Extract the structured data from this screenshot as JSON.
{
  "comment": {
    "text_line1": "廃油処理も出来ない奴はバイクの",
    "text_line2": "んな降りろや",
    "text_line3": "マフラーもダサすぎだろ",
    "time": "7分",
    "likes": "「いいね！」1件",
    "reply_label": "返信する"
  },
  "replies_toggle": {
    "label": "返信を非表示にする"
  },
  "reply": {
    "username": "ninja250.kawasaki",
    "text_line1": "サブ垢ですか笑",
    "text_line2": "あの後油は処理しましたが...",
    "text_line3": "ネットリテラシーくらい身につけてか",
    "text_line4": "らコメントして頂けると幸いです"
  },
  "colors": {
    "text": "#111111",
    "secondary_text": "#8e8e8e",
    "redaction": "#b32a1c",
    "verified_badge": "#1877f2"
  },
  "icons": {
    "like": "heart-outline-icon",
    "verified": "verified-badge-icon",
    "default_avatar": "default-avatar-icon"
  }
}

# # # #

→ **Work to complete**
Output every entry shown above, exactly.

→ **Result for this exercise**
Extract the structured data from this screenshot as JSON.
{
  "comment": {
    "text_line1": "廃油処理も出来ない奴はバイクの",
    "text_line2": "んな降りろや",
    "text_line3": "マフラーもダサすぎだろ",
    "time": "7分",
    "likes": "「いいね！」1件",
    "reply_label": "返信する"
  },
  "replies_toggle": {
    "label": "返信を非表示にする"
  },
  "reply": {
    "username": "ninja250.kawasaki",
    "text_line1": "サブ垢ですか笑",
    "text_line2": "あの後油は処理しましたが...",
    "text_line3": "ネットリテラシーくらい身につけてか",
    "text_line4": "らコメントして頂けると幸いです"
  },
  "colors": {
    "text": "#111111",
    "secondary_text": "#8e8e8e",
    "redaction": "#b32a1c",
    "verified_badge": "#1877f2"
  },
  "icons": {
    "like": "heart-outline-icon",
    "verified": "verified-badge-icon",
    "default_avatar": "default-avatar-icon"
  }
}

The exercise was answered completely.